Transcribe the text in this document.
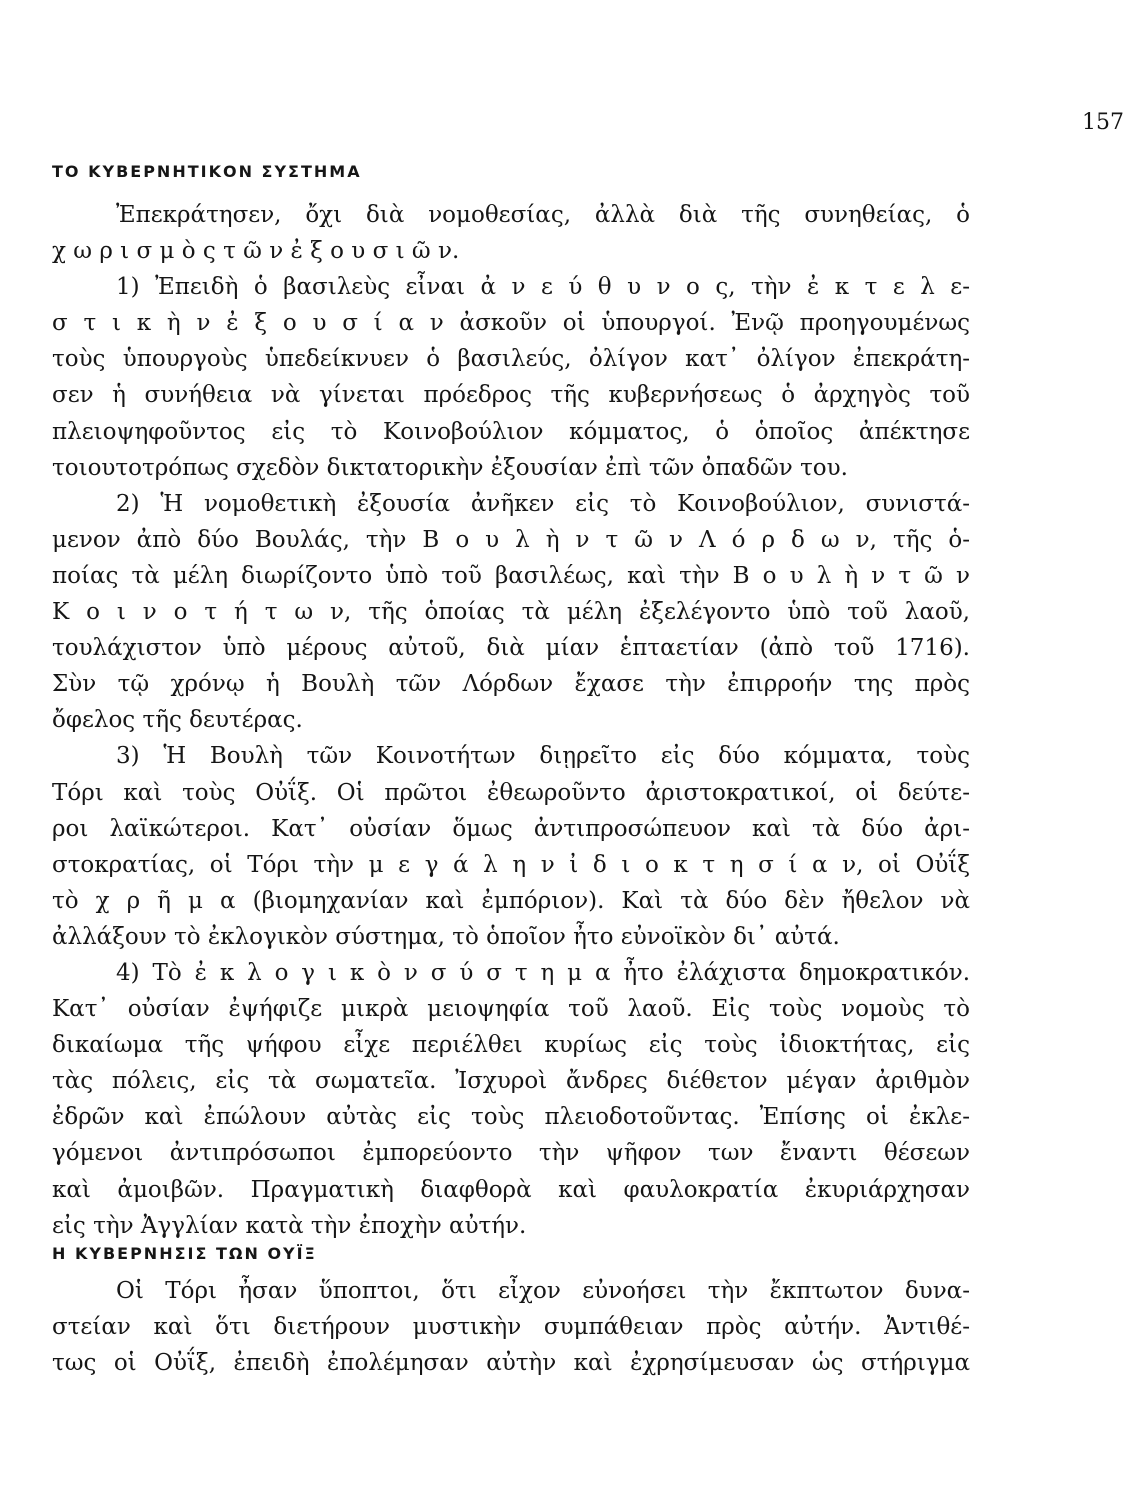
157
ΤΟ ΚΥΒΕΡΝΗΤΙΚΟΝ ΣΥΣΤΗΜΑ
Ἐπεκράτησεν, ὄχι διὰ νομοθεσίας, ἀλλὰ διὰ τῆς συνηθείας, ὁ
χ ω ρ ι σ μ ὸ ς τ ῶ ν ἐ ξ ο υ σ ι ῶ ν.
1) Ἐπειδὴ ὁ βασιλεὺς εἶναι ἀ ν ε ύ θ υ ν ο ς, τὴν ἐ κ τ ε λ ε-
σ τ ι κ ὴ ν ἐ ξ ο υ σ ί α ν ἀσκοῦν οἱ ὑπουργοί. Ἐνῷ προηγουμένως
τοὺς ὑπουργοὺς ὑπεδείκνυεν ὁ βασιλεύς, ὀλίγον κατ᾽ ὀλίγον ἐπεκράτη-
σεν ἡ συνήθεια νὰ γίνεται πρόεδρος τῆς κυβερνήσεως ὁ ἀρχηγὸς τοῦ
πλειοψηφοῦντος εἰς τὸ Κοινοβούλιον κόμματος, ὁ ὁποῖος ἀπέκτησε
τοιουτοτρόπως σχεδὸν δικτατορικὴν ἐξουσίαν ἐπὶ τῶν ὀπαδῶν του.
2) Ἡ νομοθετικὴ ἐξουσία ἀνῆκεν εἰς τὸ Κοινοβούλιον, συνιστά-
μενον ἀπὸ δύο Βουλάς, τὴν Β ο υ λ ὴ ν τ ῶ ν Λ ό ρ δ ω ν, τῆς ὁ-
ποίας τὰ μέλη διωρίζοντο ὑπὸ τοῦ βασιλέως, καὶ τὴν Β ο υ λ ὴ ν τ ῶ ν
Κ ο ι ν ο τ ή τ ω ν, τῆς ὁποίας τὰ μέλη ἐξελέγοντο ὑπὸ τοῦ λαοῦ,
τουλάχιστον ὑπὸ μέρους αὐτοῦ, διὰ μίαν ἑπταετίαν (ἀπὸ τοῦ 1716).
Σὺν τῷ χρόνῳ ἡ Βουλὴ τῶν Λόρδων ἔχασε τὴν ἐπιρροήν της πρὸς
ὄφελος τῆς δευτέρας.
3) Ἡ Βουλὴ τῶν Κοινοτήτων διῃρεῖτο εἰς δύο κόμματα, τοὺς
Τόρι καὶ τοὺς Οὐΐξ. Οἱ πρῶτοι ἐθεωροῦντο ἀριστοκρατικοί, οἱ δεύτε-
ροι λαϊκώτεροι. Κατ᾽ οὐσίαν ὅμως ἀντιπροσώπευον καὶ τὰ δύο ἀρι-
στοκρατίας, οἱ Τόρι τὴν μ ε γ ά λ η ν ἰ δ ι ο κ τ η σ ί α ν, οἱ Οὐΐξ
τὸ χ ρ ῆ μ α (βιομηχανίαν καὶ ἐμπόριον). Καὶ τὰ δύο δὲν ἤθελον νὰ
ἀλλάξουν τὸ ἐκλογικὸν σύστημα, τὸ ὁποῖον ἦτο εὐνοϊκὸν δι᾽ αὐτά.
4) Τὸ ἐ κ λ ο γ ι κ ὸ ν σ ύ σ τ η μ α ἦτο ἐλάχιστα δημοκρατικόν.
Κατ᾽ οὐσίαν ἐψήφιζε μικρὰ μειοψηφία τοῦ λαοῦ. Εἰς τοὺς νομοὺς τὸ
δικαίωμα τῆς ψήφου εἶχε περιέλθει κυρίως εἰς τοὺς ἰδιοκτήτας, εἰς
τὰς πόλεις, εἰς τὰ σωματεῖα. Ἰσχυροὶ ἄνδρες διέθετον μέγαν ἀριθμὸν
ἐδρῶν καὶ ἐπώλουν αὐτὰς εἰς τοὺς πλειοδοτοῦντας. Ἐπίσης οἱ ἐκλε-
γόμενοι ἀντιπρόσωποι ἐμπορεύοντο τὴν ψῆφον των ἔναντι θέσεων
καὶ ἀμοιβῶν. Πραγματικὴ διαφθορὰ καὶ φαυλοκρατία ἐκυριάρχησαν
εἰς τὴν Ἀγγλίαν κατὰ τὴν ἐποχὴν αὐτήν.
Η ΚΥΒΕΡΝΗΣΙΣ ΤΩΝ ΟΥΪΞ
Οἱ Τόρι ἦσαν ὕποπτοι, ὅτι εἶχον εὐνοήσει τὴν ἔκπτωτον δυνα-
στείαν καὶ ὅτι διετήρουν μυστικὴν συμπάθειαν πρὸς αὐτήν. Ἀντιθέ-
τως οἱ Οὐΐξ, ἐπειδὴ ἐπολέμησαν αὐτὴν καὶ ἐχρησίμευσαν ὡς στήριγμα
########################################
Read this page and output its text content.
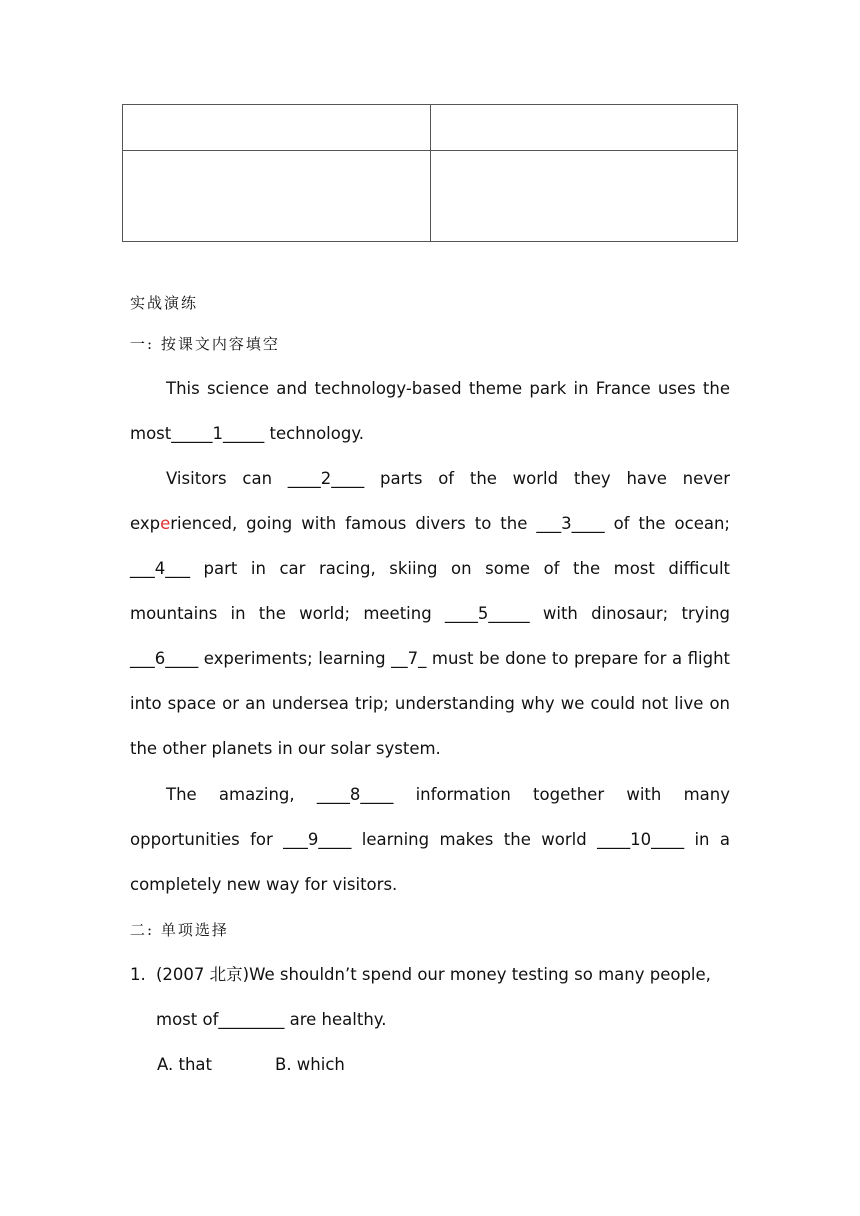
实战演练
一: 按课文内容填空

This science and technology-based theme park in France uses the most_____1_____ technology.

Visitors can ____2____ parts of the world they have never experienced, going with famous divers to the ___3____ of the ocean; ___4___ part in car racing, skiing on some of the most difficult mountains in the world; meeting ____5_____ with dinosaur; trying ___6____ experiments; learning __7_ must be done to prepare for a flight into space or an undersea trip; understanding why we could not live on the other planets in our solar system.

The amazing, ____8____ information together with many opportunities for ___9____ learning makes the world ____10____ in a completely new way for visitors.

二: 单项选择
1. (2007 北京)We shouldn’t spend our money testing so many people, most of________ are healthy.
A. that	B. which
########################################
# [Goal of the exercise]
Find all lines where the word "μέλη" appears. Copy them.

# [Result for this task]
ποίας τὰ μέλη διωρίζοντο ὑπὸ τοῦ βασιλέως, καὶ τὴν Β ο υ λ ὴ ν τ ῶ ν
Κ ο ι ν ο τ ή τ ω ν, τῆς ὁποίας τὰ μέλη ἐξελέγοντο ὑπὸ τοῦ λαοῦ,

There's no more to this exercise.